»»

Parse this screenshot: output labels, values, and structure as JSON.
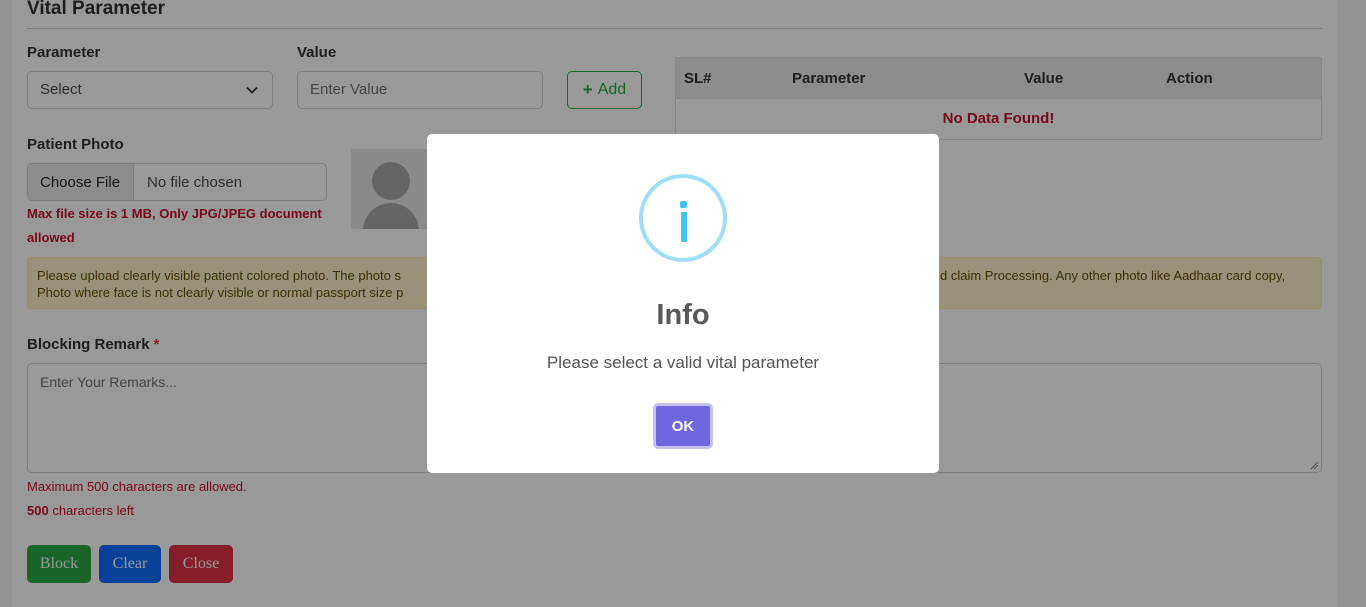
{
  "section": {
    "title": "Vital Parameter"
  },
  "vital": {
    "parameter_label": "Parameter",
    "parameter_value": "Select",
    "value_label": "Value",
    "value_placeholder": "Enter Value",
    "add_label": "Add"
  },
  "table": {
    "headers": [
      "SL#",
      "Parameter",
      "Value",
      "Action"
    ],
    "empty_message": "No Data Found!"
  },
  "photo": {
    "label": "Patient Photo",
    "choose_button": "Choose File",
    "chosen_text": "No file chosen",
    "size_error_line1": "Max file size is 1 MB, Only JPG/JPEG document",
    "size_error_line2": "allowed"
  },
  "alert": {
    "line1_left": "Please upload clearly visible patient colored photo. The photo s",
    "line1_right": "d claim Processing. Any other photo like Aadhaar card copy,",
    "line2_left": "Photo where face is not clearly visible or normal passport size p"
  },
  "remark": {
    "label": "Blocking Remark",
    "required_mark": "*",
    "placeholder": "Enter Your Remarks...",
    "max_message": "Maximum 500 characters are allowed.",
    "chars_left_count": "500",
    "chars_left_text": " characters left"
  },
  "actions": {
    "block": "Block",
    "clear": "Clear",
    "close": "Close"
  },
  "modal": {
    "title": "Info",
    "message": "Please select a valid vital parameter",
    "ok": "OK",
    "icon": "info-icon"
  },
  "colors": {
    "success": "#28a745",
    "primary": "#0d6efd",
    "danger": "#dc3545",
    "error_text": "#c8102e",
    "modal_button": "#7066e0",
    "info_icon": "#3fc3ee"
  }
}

««
»»

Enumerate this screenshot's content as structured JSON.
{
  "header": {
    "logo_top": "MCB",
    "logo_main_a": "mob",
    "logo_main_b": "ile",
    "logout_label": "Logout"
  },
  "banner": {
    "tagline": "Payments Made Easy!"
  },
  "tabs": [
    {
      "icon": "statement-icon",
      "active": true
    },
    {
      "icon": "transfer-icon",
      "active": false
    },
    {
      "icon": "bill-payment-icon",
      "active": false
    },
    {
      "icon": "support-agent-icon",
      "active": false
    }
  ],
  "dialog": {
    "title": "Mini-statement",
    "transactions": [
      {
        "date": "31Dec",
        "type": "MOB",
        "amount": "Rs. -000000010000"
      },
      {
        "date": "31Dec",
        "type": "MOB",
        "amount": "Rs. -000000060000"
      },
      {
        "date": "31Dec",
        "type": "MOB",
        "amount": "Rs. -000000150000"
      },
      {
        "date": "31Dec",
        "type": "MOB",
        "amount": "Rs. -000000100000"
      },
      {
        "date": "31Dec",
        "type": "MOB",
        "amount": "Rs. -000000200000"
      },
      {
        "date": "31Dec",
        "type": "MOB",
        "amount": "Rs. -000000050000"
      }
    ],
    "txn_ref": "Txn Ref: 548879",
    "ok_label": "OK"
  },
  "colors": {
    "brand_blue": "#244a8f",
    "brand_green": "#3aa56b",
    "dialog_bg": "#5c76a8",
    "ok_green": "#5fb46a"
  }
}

««

Find the lines holding "characters" and list every one.

    "max_message": "Maximum 500 characters are allowed.",
    "chars_left_text": " characters left"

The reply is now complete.